◆ GOAL ◆
Output each entry below as it stands, leaving out every picture.

◆ RAW DATA ◆
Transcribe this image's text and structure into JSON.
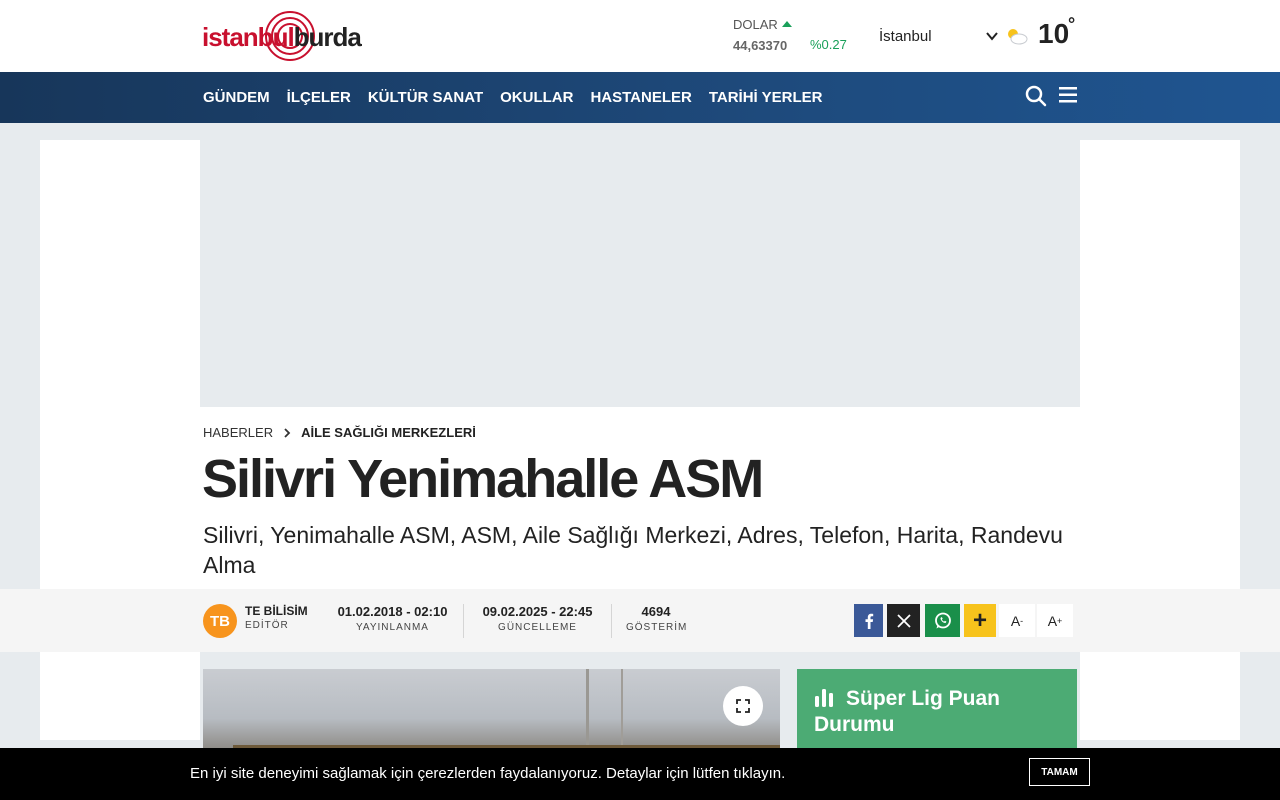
{
  "header": {
    "logo": {
      "part1": "istanbul",
      "part2": "burda"
    },
    "currency": {
      "label": "DOLAR",
      "value": "44,63370",
      "change": "%0.27",
      "trend_icon": "arrow-up-icon"
    },
    "city": "İstanbul",
    "weather": {
      "icon": "partly-cloudy-icon",
      "temperature": "10",
      "degree_symbol": "°"
    }
  },
  "nav": {
    "items": [
      {
        "label": "GÜNDEM"
      },
      {
        "label": "İLÇELER"
      },
      {
        "label": "KÜLTÜR SANAT"
      },
      {
        "label": "OKULLAR"
      },
      {
        "label": "HASTANELER"
      },
      {
        "label": "TARİHİ YERLER"
      }
    ],
    "search_icon": "search-icon",
    "menu_icon": "hamburger-menu-icon"
  },
  "breadcrumb": {
    "home": "HABERLER",
    "category": "AİLE SAĞLIĞI MERKEZLERİ"
  },
  "article": {
    "title": "Silivri Yenimahalle ASM",
    "subtitle": "Silivri, Yenimahalle ASM, ASM, Aile Sağlığı Merkezi, Adres, Telefon, Harita, Randevu Alma"
  },
  "meta": {
    "author": {
      "initials": "TB",
      "name": "TE BİLİSİM",
      "role": "EDİTÖR"
    },
    "published": {
      "value": "01.02.2018 - 02:10",
      "label": "YAYINLANMA"
    },
    "updated": {
      "value": "09.02.2025 - 22:45",
      "label": "GÜNCELLEME"
    },
    "views": {
      "value": "4694",
      "label": "GÖSTERİM"
    }
  },
  "share": {
    "plus_label": "+",
    "font_decrease": {
      "base": "A",
      "sup": "-"
    },
    "font_increase": {
      "base": "A",
      "sup": "+"
    }
  },
  "sidebar": {
    "league_title": "Süper Lig Puan Durumu"
  },
  "cookie": {
    "text": "En iyi site deneyimi sağlamak için çerezlerden faydalanıyoruz. Detaylar için lütfen tıklayın.",
    "button": "TAMAM"
  },
  "colors": {
    "nav_bg": "#1e4a7c",
    "brand_red": "#c8102e",
    "positive": "#1aa05a",
    "avatar": "#f7941d",
    "facebook": "#3b5998",
    "whatsapp": "#1a8f4a",
    "plus": "#f7c31c",
    "league": "#4cab74"
  }
}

◆ ANSWER TO THE EXERCISE ◆
Transcribe this image's text and structure into JSON.
{
  "header": {
    "logo": {
      "part1": "istanbul",
      "part2": "burda"
    },
    "currency": {
      "label": "DOLAR",
      "value": "44,63370",
      "change": "%0.27",
      "trend_icon": "arrow-up-icon"
    },
    "city": "İstanbul",
    "weather": {
      "icon": "partly-cloudy-icon",
      "temperature": "10",
      "degree_symbol": "°"
    }
  },
  "nav": {
    "items": [
      {
        "label": "GÜNDEM"
      },
      {
        "label": "İLÇELER"
      },
      {
        "label": "KÜLTÜR SANAT"
      },
      {
        "label": "OKULLAR"
      },
      {
        "label": "HASTANELER"
      },
      {
        "label": "TARİHİ YERLER"
      }
    ],
    "search_icon": "search-icon",
    "menu_icon": "hamburger-menu-icon"
  },
  "breadcrumb": {
    "home": "HABERLER",
    "category": "AİLE SAĞLIĞI MERKEZLERİ"
  },
  "article": {
    "title": "Silivri Yenimahalle ASM",
    "subtitle": "Silivri, Yenimahalle ASM, ASM, Aile Sağlığı Merkezi, Adres, Telefon, Harita, Randevu Alma"
  },
  "meta": {
    "author": {
      "initials": "TB",
      "name": "TE BİLİSİM",
      "role": "EDİTÖR"
    },
    "published": {
      "value": "01.02.2018 - 02:10",
      "label": "YAYINLANMA"
    },
    "updated": {
      "value": "09.02.2025 - 22:45",
      "label": "GÜNCELLEME"
    },
    "views": {
      "value": "4694",
      "label": "GÖSTERİM"
    }
  },
  "share": {
    "plus_label": "+",
    "font_decrease": {
      "base": "A",
      "sup": "-"
    },
    "font_increase": {
      "base": "A",
      "sup": "+"
    }
  },
  "sidebar": {
    "league_title": "Süper Lig Puan Durumu"
  },
  "cookie": {
    "text": "En iyi site deneyimi sağlamak için çerezlerden faydalanıyoruz. Detaylar için lütfen tıklayın.",
    "button": "TAMAM"
  },
  "colors": {
    "nav_bg": "#1e4a7c",
    "brand_red": "#c8102e",
    "positive": "#1aa05a",
    "avatar": "#f7941d",
    "facebook": "#3b5998",
    "whatsapp": "#1a8f4a",
    "plus": "#f7c31c",
    "league": "#4cab74"
  }
}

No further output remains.